- Written request 1:
Answer these questions from the dendrochronology passage.
(a) What span of calendar years is the master dated with in this case?
(b) What index value stands for normal growth?
(c) What is the name of the button that shows or hides the master chronology?
- Written request 2: Reproduce the part of the dendrochronology passage that starts at the words "The Dated Master" and ends after the words "1922 and 1926)".

=== Source excerpt ===

The Dated Master Dendrochronology

What is a dated master dendrochronology? See figure at right:
  • Constructed from previously crossdated samples
  • Is dated with calendar years, 1895 to 1926, in this case
  • Often hundreds of years -- sometimes thousands -- of years long
  • Time series of standardized growth indices
    • Average of 1.0, normal growth
    • Minimum of 0.0, below average to no growth
    • Maximum of 2.0, above average to great growth
  • Is marked as if it were a skeleton plot
    • Small indices represented by long marks hanging down (e.g., 1919)
    • Large indices represented by "b" marks (e.g., 1922 and 1926)
dated master chronology

When you try skeleton plotting for yourself, you can show or hide the master chronology:
  • There will be a "Master" button, as on the right
    • Mouse click it to hide or show the master
    • Hint #1: You may need to rescale the graphs for your monitor (see Relative Scale)

=== Material shown ===

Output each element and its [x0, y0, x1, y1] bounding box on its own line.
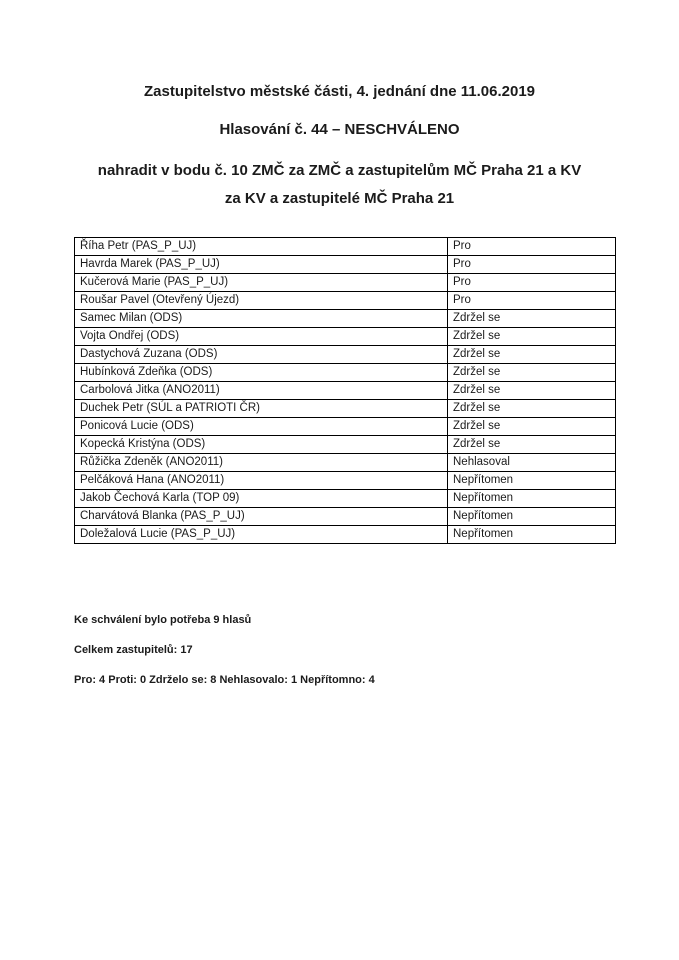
vote-table [74, 237, 616, 544]
member-name-cell: Ponicová Lucie (ODS) [75, 418, 448, 436]
member-name-cell: Růžička Zdeněk (ANO2011) [75, 454, 448, 472]
required-votes-text: Ke schválení bylo potřeba 9 hlasů [74, 614, 252, 626]
table-row [75, 526, 616, 544]
vote-cell: Zdržel se [448, 400, 616, 418]
member-name-cell: Doležalová Lucie (PAS_P_UJ) [75, 526, 448, 544]
table-row [75, 346, 616, 364]
vote-cell: Zdržel se [448, 436, 616, 454]
member-name-cell: Duchek Petr (SÚL a PATRIOTI ČR) [75, 400, 448, 418]
table-row [75, 256, 616, 274]
table-row [75, 472, 616, 490]
table-row [75, 400, 616, 418]
vote-cell: Zdržel se [448, 346, 616, 364]
member-name-cell: Charvátová Blanka (PAS_P_UJ) [75, 508, 448, 526]
motion-text-line1: nahradit v bodu č. 10 ZMČ za ZMČ a zastupitelům MČ Praha 21 a KV [97, 162, 582, 179]
member-name-cell: Pelčáková Hana (ANO2011) [75, 472, 448, 490]
vote-cell: Nepřítomen [448, 526, 616, 544]
table-row [75, 490, 616, 508]
vote-cell: Zdržel se [448, 328, 616, 346]
vote-cell: Nepřítomen [448, 508, 616, 526]
table-row [75, 310, 616, 328]
vote-cell: Pro [448, 292, 616, 310]
total-members-text: Celkem zastupitelů: 17 [74, 644, 193, 656]
table-row [75, 436, 616, 454]
vote-cell: Pro [448, 274, 616, 292]
member-name-cell: Samec Milan (ODS) [75, 310, 448, 328]
vote-cell: Pro [448, 238, 616, 256]
vote-cell: Nepřítomen [448, 490, 616, 508]
table-row [75, 238, 616, 256]
vote-table-body [75, 238, 616, 544]
table-row [75, 328, 616, 346]
table-row [75, 274, 616, 292]
vote-cell: Nepřítomen [448, 472, 616, 490]
member-name-cell: Dastychová Zuzana (ODS) [75, 346, 448, 364]
document-title: Zastupitelstvo městské části, 4. jednání dne 11.06.2019 [143, 83, 536, 100]
table-row [75, 508, 616, 526]
vote-cell: Zdržel se [448, 310, 616, 328]
vote-results-text: Pro: 4 Proti: 0 Zdrželo se: 8 Nehlasovalo: 1 Nepřítomno: 4 [74, 674, 375, 686]
table-row [75, 418, 616, 436]
vote-cell: Zdržel se [448, 418, 616, 436]
table-row [75, 364, 616, 382]
member-name-cell: Kopecká Kristýna (ODS) [75, 436, 448, 454]
member-name-cell: Roušar Pavel (Otevřený Újezd) [75, 292, 448, 310]
table-row [75, 382, 616, 400]
vote-cell: Nehlasoval [448, 454, 616, 472]
vote-summary [74, 614, 375, 704]
member-name-cell: Jakob Čechová Karla (TOP 09) [75, 490, 448, 508]
motion-text [0, 139, 679, 213]
vote-cell: Zdržel se [448, 382, 616, 400]
member-name-cell: Havrda Marek (PAS_P_UJ) [75, 256, 448, 274]
member-name-cell: Vojta Ondřej (ODS) [75, 328, 448, 346]
member-name-cell: Carbolová Jitka (ANO2011) [75, 382, 448, 400]
vote-cell: Zdržel se [448, 364, 616, 382]
vote-result-heading: Hlasování č. 44 – NESCHVÁLENO [219, 121, 460, 138]
table-row [75, 292, 616, 310]
vote-cell: Pro [448, 256, 616, 274]
member-name-cell: Říha Petr (PAS_P_UJ) [75, 238, 448, 256]
member-name-cell: Kučerová Marie (PAS_P_UJ) [75, 274, 448, 292]
motion-text-line2: za KV a zastupitelé MČ Praha 21 [224, 190, 455, 207]
member-name-cell: Hubínková Zdeňka (ODS) [75, 364, 448, 382]
table-row [75, 454, 616, 472]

===

- Response 1:
(a) 1895 to 1926
(b) 1.0
(c) "Master"

- Response 2:
The Dated Master Dendrochronology

What is a dated master dendrochronology? See figure at right:
  • Constructed from previously crossdated samples
  • Is dated with calendar years, 1895 to 1926, in this case
  • Often hundreds of years -- sometimes thousands -- of years long
  • Time series of standardized growth indices
    • Average of 1.0, normal growth
    • Minimum of 0.0, below average to no growth
    • Maximum of 2.0, above average to great growth
  • Is marked as if it were a skeleton plot
    • Small indices represented by long marks hanging down (e.g., 1919)
    • Large indices represented by "b" marks (e.g., 1922 and 1926)